** begin Available records **

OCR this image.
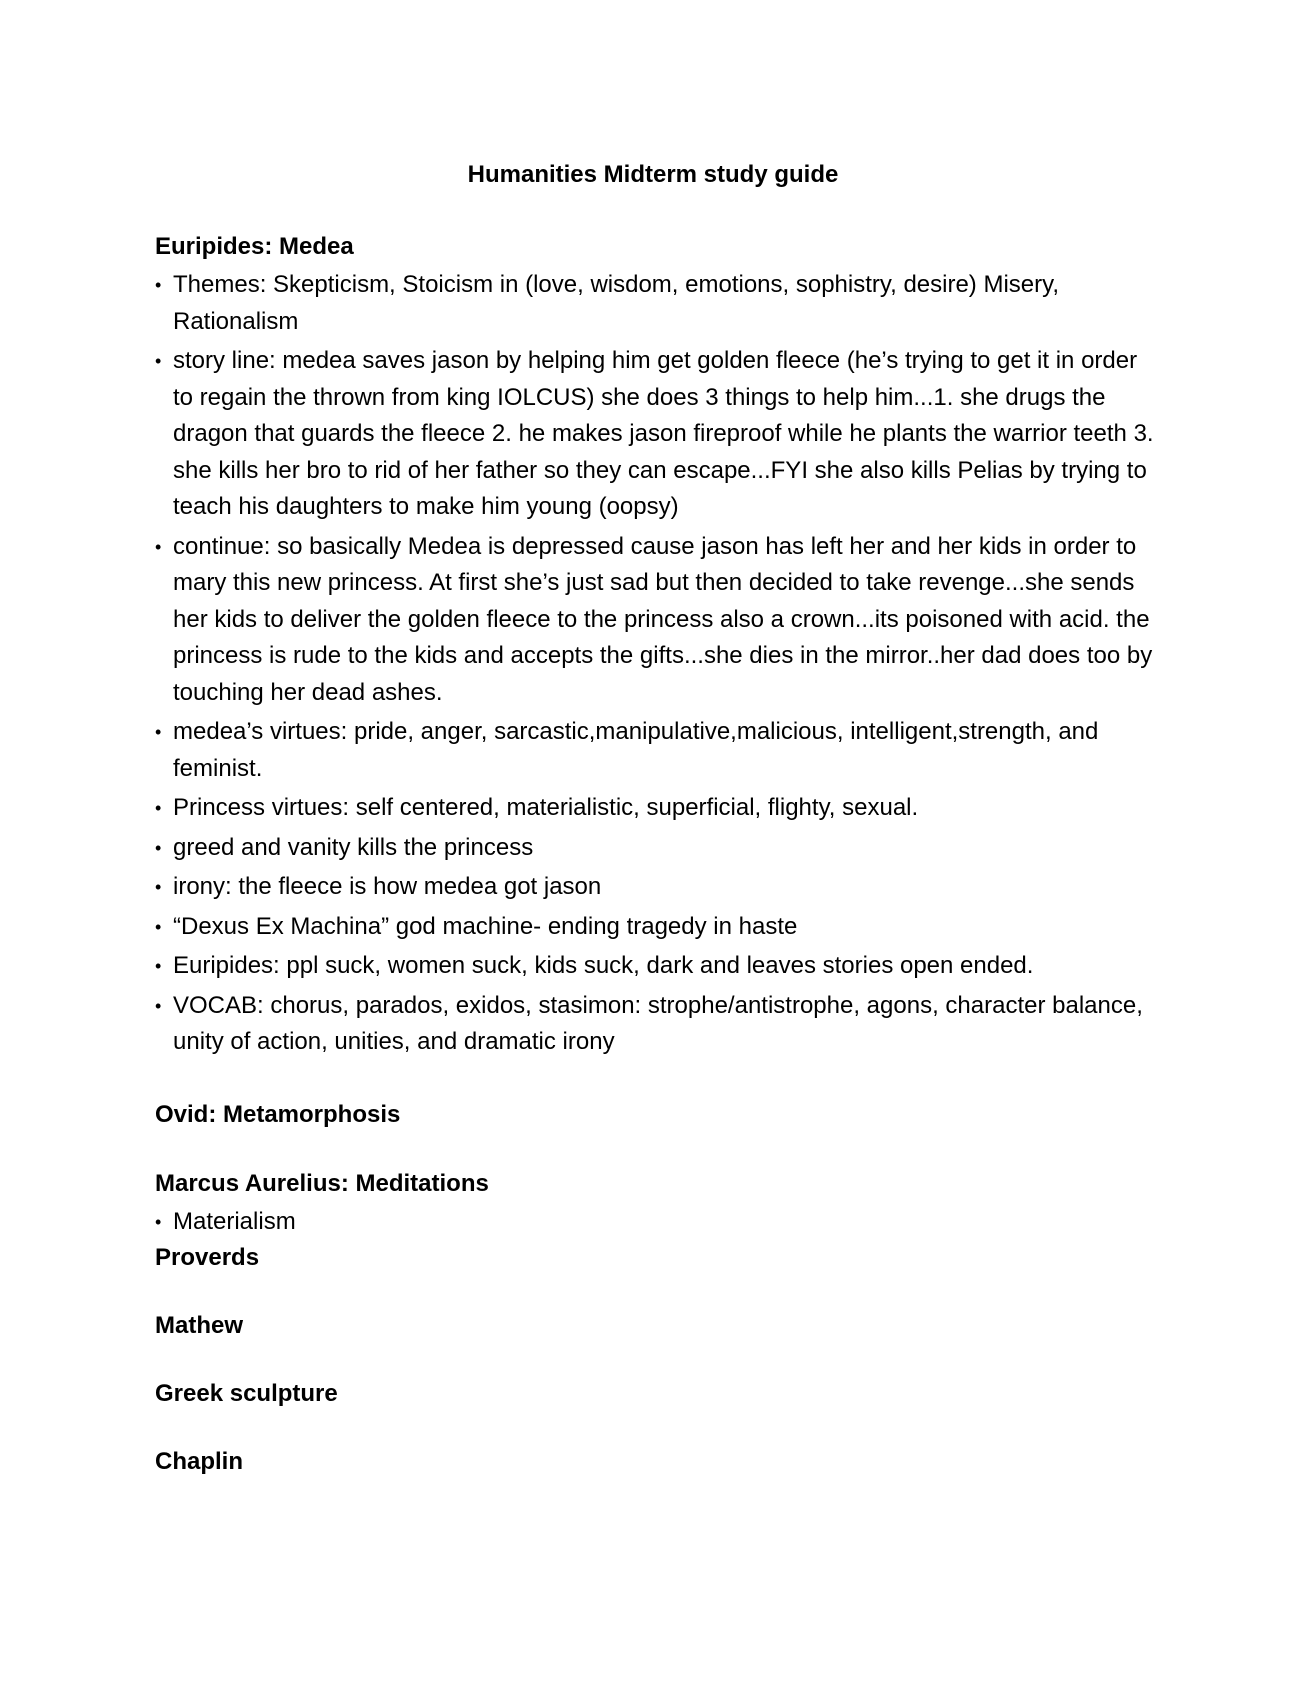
Humanities Midterm study guide
Euripides: Medea
• Themes: Skepticism, Stoicism in (love, wisdom, emotions, sophistry, desire) Misery, Rationalism
• story line: medea saves jason by helping him get golden fleece (he’s trying to get it in order to regain the thrown from king IOLCUS) she does 3 things to help him...1. she drugs the dragon that guards the fleece 2. he makes jason fireproof while he plants the warrior teeth 3. she kills her bro to rid of her father so they can escape...FYI she also kills Pelias by trying to teach his daughters to make him young (oopsy)
• continue: so basically Medea is depressed cause jason has left her and her kids in order to mary this new princess. At first she’s just sad but then decided to take revenge...she sends her kids to deliver the golden fleece to the princess also a crown...its poisoned with acid. the princess is rude to the kids and accepts the gifts...she dies in the mirror..her dad does too by touching her dead ashes.
• medea’s virtues: pride, anger, sarcastic,manipulative,malicious, intelligent,strength, and feminist.
• Princess virtues: self centered, materialistic, superficial, flighty, sexual.
• greed and vanity kills the princess
• irony: the fleece is how medea got jason
• “Dexus Ex Machina” god machine- ending tragedy in haste
• Euripides: ppl suck, women suck, kids suck, dark and leaves stories open ended.
• VOCAB: chorus, parados, exidos, stasimon: strophe/antistrophe, agons, character balance, unity of action, unities, and dramatic irony
Ovid: Metamorphosis
Marcus Aurelius: Meditations
• Materialism
Proverds
Mathew
Greek sculpture
Chaplin
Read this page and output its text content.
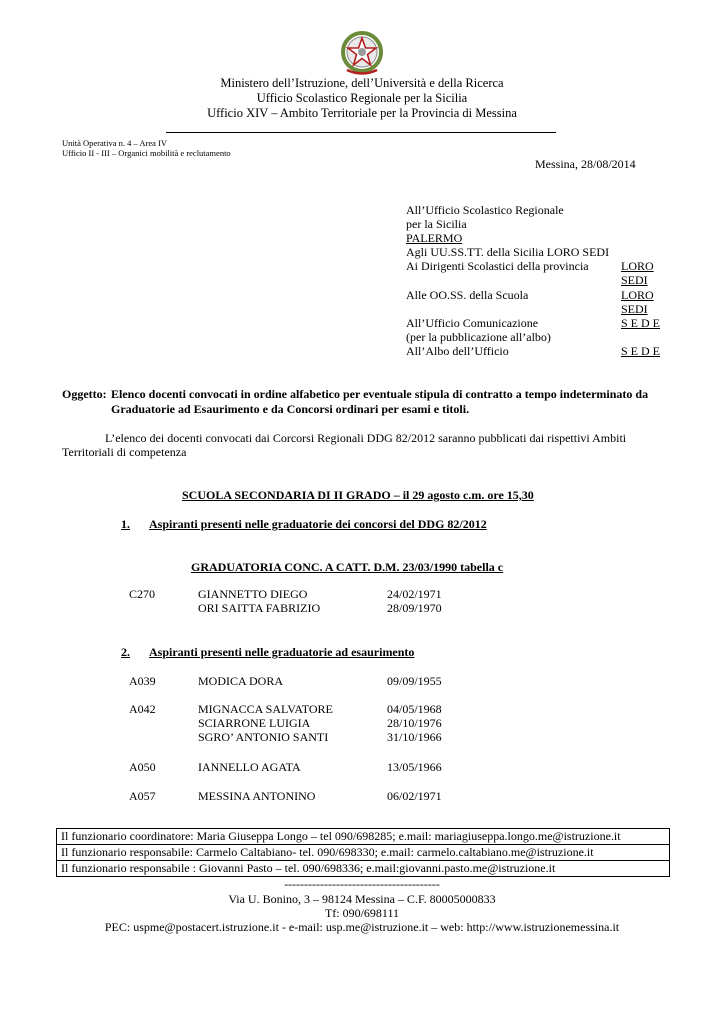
Ministero dell’Istruzione, dell’Università e della Ricerca
Ufficio Scolastico Regionale per la Sicilia
Ufficio XIV – Ambito Territoriale per la Provincia di Messina
Unità Operativa n. 4 – Area IV
Ufficio II - III – Organici mobilità e reclutamento
Messina, 28/08/2014
All’Ufficio Scolastico Regionale
per la Sicilia
PALERMO
Agli UU.SS.TT. della Sicilia LORO SEDI
Ai Dirigenti Scolastici della provincia	LORO
SEDI
Alle OO.SS. della Scuola	LORO
SEDI
All’Ufficio Comunicazione	S E D E
(per la pubblicazione all’albo)
All’Albo dell’Ufficio	S E D E
Oggetto: Elenco docenti convocati in ordine alfabetico per eventuale stipula di contratto a tempo indeterminato da
Graduatorie ad Esaurimento e da Concorsi ordinari per esami e titoli.
L’elenco dei docenti convocati dai Corcorsi Regionali DDG 82/2012 saranno pubblicati dai rispettivi Ambiti
Territoriali di competenza
SCUOLA SECONDARIA DI II GRADO – il 29 agosto c.m. ore 15,30
1. Aspiranti presenti nelle graduatorie dei concorsi del DDG 82/2012
GRADUATORIA CONC. A CATT. D.M. 23/03/1990 tabella c
C270	GIANNETTO DIEGO	24/02/1971
ORI SAITTA FABRIZIO	28/09/1970
2. Aspiranti presenti nelle graduatorie ad esaurimento
A039	MODICA DORA	09/09/1955
A042	MIGNACCA SALVATORE	04/05/1968
SCIARRONE LUIGIA	28/10/1976
SGRO’ ANTONIO SANTI	31/10/1966
A050	IANNELLO AGATA	13/05/1966
A057	MESSINA ANTONINO	06/02/1971
Il funzionario coordinatore: Maria Giuseppa Longo – tel 090/698285; e.mail: mariagiuseppa.longo.me@istruzione.it
Il funzionario responsabile: Carmelo Caltabiano- tel. 090/698330; e.mail: carmelo.caltabiano.me@istruzione.it
Il funzionario responsabile : Giovanni Pasto – tel. 090/698336; e.mail:giovanni.pasto.me@istruzione.it
---------------------------------------
Via U. Bonino, 3 – 98124 Messina – C.F. 80005000833
Tf: 090/698111
PEC: uspme@postacert.istruzione.it - e-mail: usp.me@istruzione.it – web: http://www.istruzionemessina.it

** end Available records **

Retype every entry verbatim and exclude the pictures from the copy.

* _Answer for the task_
OCR this image.
Humanities Midterm study guide
Euripides: Medea
• Themes: Skepticism, Stoicism in (love, wisdom, emotions, sophistry, desire) Misery, Rationalism
• story line: medea saves jason by helping him get golden fleece (he’s trying to get it in order to regain the thrown from king IOLCUS) she does 3 things to help him...1. she drugs the dragon that guards the fleece 2. he makes jason fireproof while he plants the warrior teeth 3. she kills her bro to rid of her father so they can escape...FYI she also kills Pelias by trying to teach his daughters to make him young (oopsy)
• continue: so basically Medea is depressed cause jason has left her and her kids in order to mary this new princess. At first she’s just sad but then decided to take revenge...she sends her kids to deliver the golden fleece to the princess also a crown...its poisoned with acid. the princess is rude to the kids and accepts the gifts...she dies in the mirror..her dad does too by touching her dead ashes.
• medea’s virtues: pride, anger, sarcastic,manipulative,malicious, intelligent,strength, and feminist.
• Princess virtues: self centered, materialistic, superficial, flighty, sexual.
• greed and vanity kills the princess
• irony: the fleece is how medea got jason
• “Dexus Ex Machina” god machine- ending tragedy in haste
• Euripides: ppl suck, women suck, kids suck, dark and leaves stories open ended.
• VOCAB: chorus, parados, exidos, stasimon: strophe/antistrophe, agons, character balance, unity of action, unities, and dramatic irony
Ovid: Metamorphosis
Marcus Aurelius: Meditations
• Materialism
Proverds
Mathew
Greek sculpture
Chaplin
Read this page and output its text content.
Ministero dell’Istruzione, dell’Università e della Ricerca
Ufficio Scolastico Regionale per la Sicilia
Ufficio XIV – Ambito Territoriale per la Provincia di Messina
Unità Operativa n. 4 – Area IV
Ufficio II - III – Organici mobilità e reclutamento
Messina, 28/08/2014
All’Ufficio Scolastico Regionale
per la Sicilia
PALERMO
Agli UU.SS.TT. della Sicilia LORO SEDI
Ai Dirigenti Scolastici della provincia	LORO
SEDI
Alle OO.SS. della Scuola	LORO
SEDI
All’Ufficio Comunicazione	S E D E
(per la pubblicazione all’albo)
All’Albo dell’Ufficio	S E D E
Oggetto: Elenco docenti convocati in ordine alfabetico per eventuale stipula di contratto a tempo indeterminato da
Graduatorie ad Esaurimento e da Concorsi ordinari per esami e titoli.
L’elenco dei docenti convocati dai Corcorsi Regionali DDG 82/2012 saranno pubblicati dai rispettivi Ambiti
Territoriali di competenza
SCUOLA SECONDARIA DI II GRADO – il 29 agosto c.m. ore 15,30
1. Aspiranti presenti nelle graduatorie dei concorsi del DDG 82/2012
GRADUATORIA CONC. A CATT. D.M. 23/03/1990 tabella c
C270	GIANNETTO DIEGO	24/02/1971
ORI SAITTA FABRIZIO	28/09/1970
2. Aspiranti presenti nelle graduatorie ad esaurimento
A039	MODICA DORA	09/09/1955
A042	MIGNACCA SALVATORE	04/05/1968
SCIARRONE LUIGIA	28/10/1976
SGRO’ ANTONIO SANTI	31/10/1966
A050	IANNELLO AGATA	13/05/1966
A057	MESSINA ANTONINO	06/02/1971
Il funzionario coordinatore: Maria Giuseppa Longo – tel 090/698285; e.mail: mariagiuseppa.longo.me@istruzione.it
Il funzionario responsabile: Carmelo Caltabiano- tel. 090/698330; e.mail: carmelo.caltabiano.me@istruzione.it
Il funzionario responsabile : Giovanni Pasto – tel. 090/698336; e.mail:giovanni.pasto.me@istruzione.it
---------------------------------------
Via U. Bonino, 3 – 98124 Messina – C.F. 80005000833
Tf: 090/698111
PEC: uspme@postacert.istruzione.it - e-mail: usp.me@istruzione.it – web: http://www.istruzionemessina.it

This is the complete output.